-- Start of DATA --

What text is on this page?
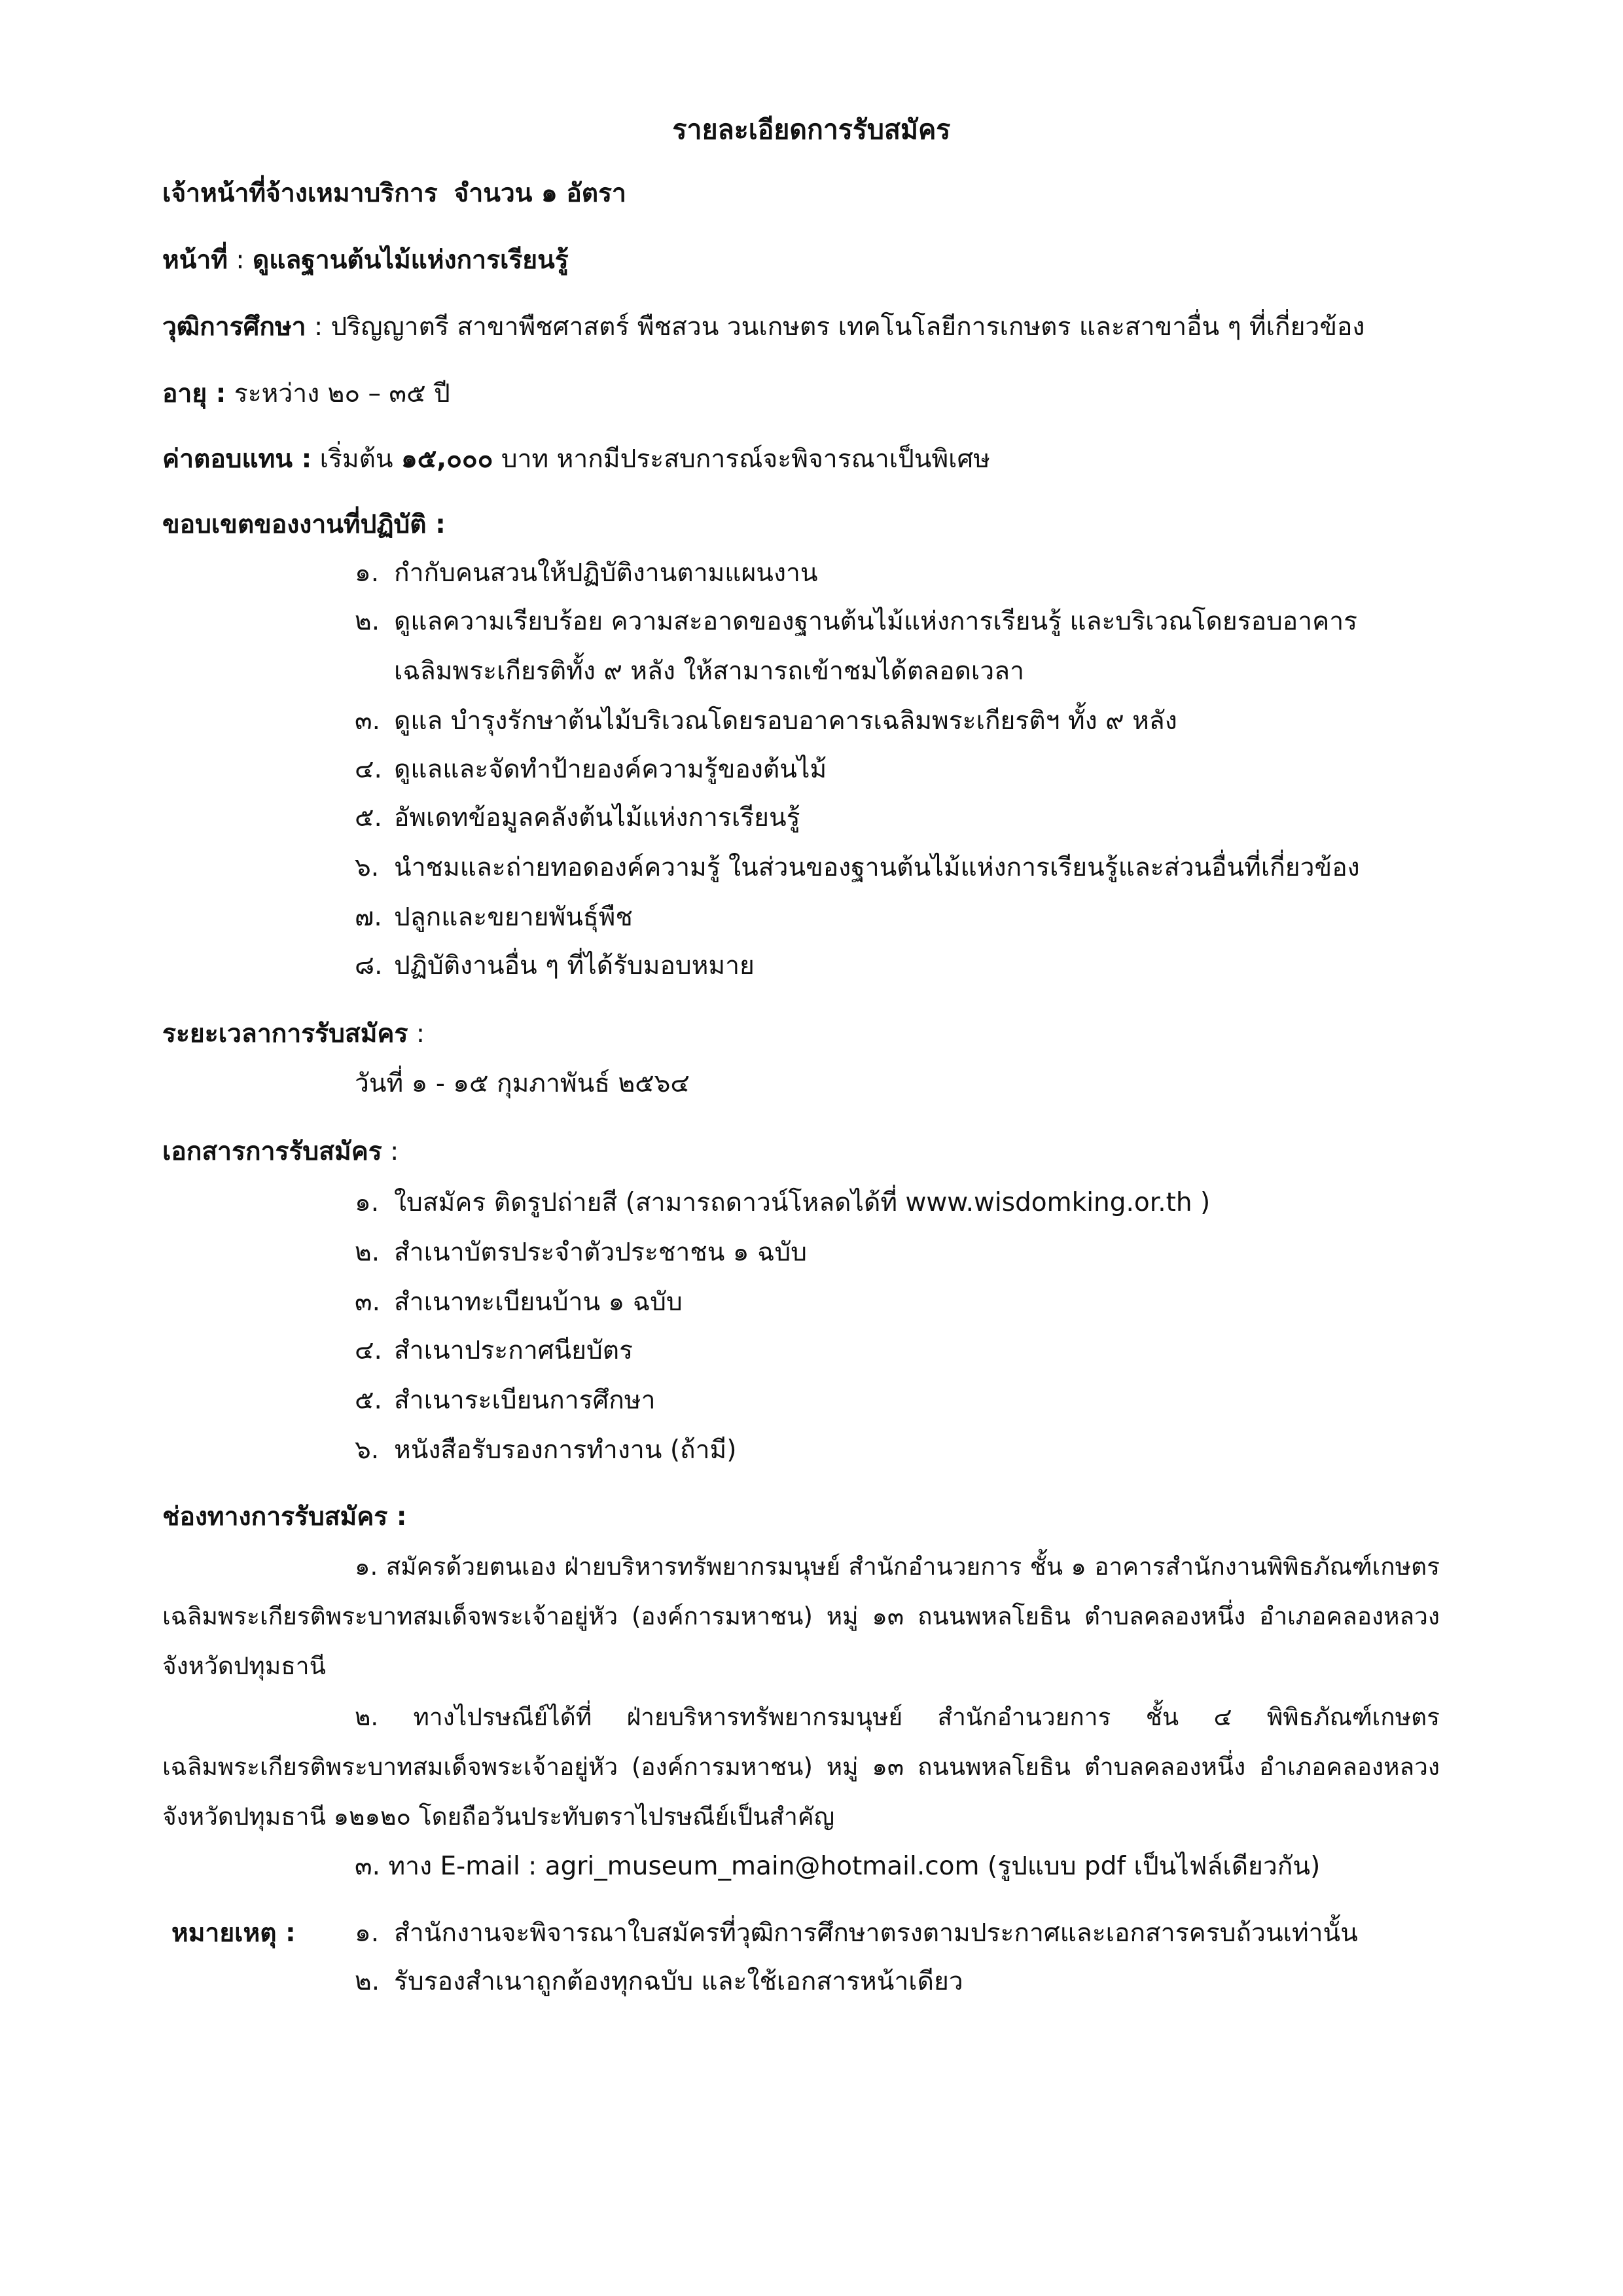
รายละเอียดการรับสมัคร
เจ้าหน้าที่จ้างเหมาบริการ จำนวน ๑ อัตรา
หน้าที่ : ดูแลฐานต้นไม้แห่งการเรียนรู้
วุฒิการศึกษา : ปริญญาตรี สาขาพืชศาสตร์ พืชสวน วนเกษตร เทคโนโลยีการเกษตร และสาขาอื่น ๆ ที่เกี่ยวข้อง
อายุ : ระหว่าง ๒๐ – ๓๕ ปี
ค่าตอบแทน : เริ่มต้น ๑๕,๐๐๐ บาท หากมีประสบการณ์จะพิจารณาเป็นพิเศษ
ขอบเขตของงานที่ปฏิบัติ :
๑. กำกับคนสวนให้ปฏิบัติงานตามแผนงาน
๒. ดูแลความเรียบร้อย ความสะอาดของฐานต้นไม้แห่งการเรียนรู้ และบริเวณโดยรอบอาคาร
เฉลิมพระเกียรติทั้ง ๙ หลัง ให้สามารถเข้าชมได้ตลอดเวลา
๓. ดูแล บำรุงรักษาต้นไม้บริเวณโดยรอบอาคารเฉลิมพระเกียรติฯ ทั้ง ๙ หลัง
๔. ดูแลและจัดทำป้ายองค์ความรู้ของต้นไม้
๕. อัพเดทข้อมูลคลังต้นไม้แห่งการเรียนรู้
๖. นำชมและถ่ายทอดองค์ความรู้ ในส่วนของฐานต้นไม้แห่งการเรียนรู้และส่วนอื่นที่เกี่ยวข้อง
๗. ปลูกและขยายพันธุ์พืช
๘. ปฏิบัติงานอื่น ๆ ที่ได้รับมอบหมาย
ระยะเวลาการรับสมัคร :
วันที่ ๑ - ๑๕ กุมภาพันธ์ ๒๕๖๔
เอกสารการรับสมัคร :
๑. ใบสมัคร ติดรูปถ่ายสี (สามารถดาวน์โหลดได้ที่ www.wisdomking.or.th )
๒. สำเนาบัตรประจำตัวประชาชน ๑ ฉบับ
๓. สำเนาทะเบียนบ้าน ๑ ฉบับ
๔. สำเนาประกาศนียบัตร
๕. สำเนาระเบียนการศึกษา
๖. หนังสือรับรองการทำงาน (ถ้ามี)
ช่องทางการรับสมัคร :
๑. สมัครด้วยตนเอง ฝ่ายบริหารทรัพยากรมนุษย์ สำนักอำนวยการ ชั้น ๑ อาคารสำนักงานพิพิธภัณฑ์เกษตรเฉลิมพระเกียรติพระบาทสมเด็จพระเจ้าอยู่หัว (องค์การมหาชน) หมู่ ๑๓ ถนนพหลโยธิน ตำบลคลองหนึ่ง อำเภอคลองหลวง จังหวัดปทุมธานี
๒. ทางไปรษณีย์ได้ที่ ฝ่ายบริหารทรัพยากรมนุษย์ สำนักอำนวยการ ชั้น ๔ พิพิธภัณฑ์เกษตรเฉลิมพระเกียรติพระบาทสมเด็จพระเจ้าอยู่หัว (องค์การมหาชน) หมู่ ๑๓ ถนนพหลโยธิน ตำบลคลองหนึ่ง อำเภอคลองหลวง จังหวัดปทุมธานี ๑๒๑๒๐ โดยถือวันประทับตราไปรษณีย์เป็นสำคัญ
๓. ทาง E-mail : agri_museum_main@hotmail.com (รูปแบบ pdf เป็นไฟล์เดียวกัน)
หมายเหตุ : ๑. สำนักงานจะพิจารณาใบสมัครที่วุฒิการศึกษาตรงตามประกาศและเอกสารครบถ้วนเท่านั้น
๒. รับรองสำเนาถูกต้องทุกฉบับ และใช้เอกสารหน้าเดียว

-- End of DATA --

* _WORK TO DO_
Copy out every line in the entries above that holds "งการเร".

* _CORRECT RESULT_
หน้าที่ : ดูแลฐานต้นไม้แห่งการเรียนรู้
๒. ดูแลความเรียบร้อย ความสะอาดของฐานต้นไม้แห่งการเรียนรู้ และบริเวณโดยรอบอาคาร
๕. อัพเดทข้อมูลคลังต้นไม้แห่งการเรียนรู้
๖. นำชมและถ่ายทอดองค์ความรู้ ในส่วนของฐานต้นไม้แห่งการเรียนรู้และส่วนอื่นที่เกี่ยวข้อง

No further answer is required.